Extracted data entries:
▼▼▼

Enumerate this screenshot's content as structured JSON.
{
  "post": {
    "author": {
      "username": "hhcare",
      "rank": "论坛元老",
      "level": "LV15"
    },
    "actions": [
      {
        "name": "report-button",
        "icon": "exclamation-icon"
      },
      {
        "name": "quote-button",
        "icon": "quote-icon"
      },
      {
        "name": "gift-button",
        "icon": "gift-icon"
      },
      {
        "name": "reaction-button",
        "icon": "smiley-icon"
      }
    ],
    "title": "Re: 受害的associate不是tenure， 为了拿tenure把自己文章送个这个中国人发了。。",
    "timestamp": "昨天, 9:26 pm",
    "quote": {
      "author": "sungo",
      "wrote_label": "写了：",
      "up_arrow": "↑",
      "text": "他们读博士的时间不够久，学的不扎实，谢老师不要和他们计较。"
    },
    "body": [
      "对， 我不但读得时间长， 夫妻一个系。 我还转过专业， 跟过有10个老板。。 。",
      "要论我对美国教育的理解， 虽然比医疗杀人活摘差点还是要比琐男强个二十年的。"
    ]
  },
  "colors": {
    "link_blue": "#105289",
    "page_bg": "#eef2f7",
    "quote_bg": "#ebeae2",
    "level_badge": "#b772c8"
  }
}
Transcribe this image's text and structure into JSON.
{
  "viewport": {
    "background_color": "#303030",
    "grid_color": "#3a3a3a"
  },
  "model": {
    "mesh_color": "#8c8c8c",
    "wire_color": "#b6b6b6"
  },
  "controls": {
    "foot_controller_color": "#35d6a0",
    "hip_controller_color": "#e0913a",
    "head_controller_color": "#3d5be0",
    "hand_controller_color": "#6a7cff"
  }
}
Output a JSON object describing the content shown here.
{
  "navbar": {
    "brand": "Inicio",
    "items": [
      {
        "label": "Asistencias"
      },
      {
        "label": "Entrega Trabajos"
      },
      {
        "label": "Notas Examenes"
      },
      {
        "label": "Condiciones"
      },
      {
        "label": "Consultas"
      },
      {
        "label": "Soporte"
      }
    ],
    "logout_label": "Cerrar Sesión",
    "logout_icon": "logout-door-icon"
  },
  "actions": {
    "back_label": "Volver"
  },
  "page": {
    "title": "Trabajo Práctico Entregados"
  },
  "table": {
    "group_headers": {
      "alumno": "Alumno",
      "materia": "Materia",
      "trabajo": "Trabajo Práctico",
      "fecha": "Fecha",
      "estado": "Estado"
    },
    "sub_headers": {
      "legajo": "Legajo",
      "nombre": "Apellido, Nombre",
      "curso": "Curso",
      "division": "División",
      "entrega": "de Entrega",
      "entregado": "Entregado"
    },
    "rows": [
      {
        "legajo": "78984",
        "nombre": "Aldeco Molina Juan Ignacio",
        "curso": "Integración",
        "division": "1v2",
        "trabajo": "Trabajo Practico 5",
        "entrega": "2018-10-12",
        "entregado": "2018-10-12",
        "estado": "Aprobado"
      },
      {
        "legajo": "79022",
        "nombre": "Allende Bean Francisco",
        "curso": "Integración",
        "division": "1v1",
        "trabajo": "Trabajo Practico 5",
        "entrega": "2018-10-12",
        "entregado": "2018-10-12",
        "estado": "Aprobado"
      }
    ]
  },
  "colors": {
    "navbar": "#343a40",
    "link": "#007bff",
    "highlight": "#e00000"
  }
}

▲▲▲

Job — Reproduce each record exactly as it appears.

Reply —
Enumerate this screenshot's content as structured JSON.
{
  "post": {
    "author": {
      "username": "hhcare",
      "rank": "论坛元老",
      "level": "LV15"
    },
    "actions": [
      {
        "name": "report-button",
        "icon": "exclamation-icon"
      },
      {
        "name": "quote-button",
        "icon": "quote-icon"
      },
      {
        "name": "gift-button",
        "icon": "gift-icon"
      },
      {
        "name": "reaction-button",
        "icon": "smiley-icon"
      }
    ],
    "title": "Re: 受害的associate不是tenure， 为了拿tenure把自己文章送个这个中国人发了。。",
    "timestamp": "昨天, 9:26 pm",
    "quote": {
      "author": "sungo",
      "wrote_label": "写了：",
      "up_arrow": "↑",
      "text": "他们读博士的时间不够久，学的不扎实，谢老师不要和他们计较。"
    },
    "body": [
      "对， 我不但读得时间长， 夫妻一个系。 我还转过专业， 跟过有10个老板。。 。",
      "要论我对美国教育的理解， 虽然比医疗杀人活摘差点还是要比琐男强个二十年的。"
    ]
  },
  "colors": {
    "link_blue": "#105289",
    "page_bg": "#eef2f7",
    "quote_bg": "#ebeae2",
    "level_badge": "#b772c8"
  }
}
Transcribe this image's text and structure into JSON.
{
  "viewport": {
    "background_color": "#303030",
    "grid_color": "#3a3a3a"
  },
  "model": {
    "mesh_color": "#8c8c8c",
    "wire_color": "#b6b6b6"
  },
  "controls": {
    "foot_controller_color": "#35d6a0",
    "hip_controller_color": "#e0913a",
    "head_controller_color": "#3d5be0",
    "hand_controller_color": "#6a7cff"
  }
}
Output a JSON object describing the content shown here.
{
  "navbar": {
    "brand": "Inicio",
    "items": [
      {
        "label": "Asistencias"
      },
      {
        "label": "Entrega Trabajos"
      },
      {
        "label": "Notas Examenes"
      },
      {
        "label": "Condiciones"
      },
      {
        "label": "Consultas"
      },
      {
        "label": "Soporte"
      }
    ],
    "logout_label": "Cerrar Sesión",
    "logout_icon": "logout-door-icon"
  },
  "actions": {
    "back_label": "Volver"
  },
  "page": {
    "title": "Trabajo Práctico Entregados"
  },
  "table": {
    "group_headers": {
      "alumno": "Alumno",
      "materia": "Materia",
      "trabajo": "Trabajo Práctico",
      "fecha": "Fecha",
      "estado": "Estado"
    },
    "sub_headers": {
      "legajo": "Legajo",
      "nombre": "Apellido, Nombre",
      "curso": "Curso",
      "division": "División",
      "entrega": "de Entrega",
      "entregado": "Entregado"
    },
    "rows": [
      {
        "legajo": "78984",
        "nombre": "Aldeco Molina Juan Ignacio",
        "curso": "Integración",
        "division": "1v2",
        "trabajo": "Trabajo Practico 5",
        "entrega": "2018-10-12",
        "entregado": "2018-10-12",
        "estado": "Aprobado"
      },
      {
        "legajo": "79022",
        "nombre": "Allende Bean Francisco",
        "curso": "Integración",
        "division": "1v1",
        "trabajo": "Trabajo Practico 5",
        "entrega": "2018-10-12",
        "entregado": "2018-10-12",
        "estado": "Aprobado"
      }
    ]
  },
  "colors": {
    "navbar": "#343a40",
    "link": "#007bff",
    "highlight": "#e00000"
  }
}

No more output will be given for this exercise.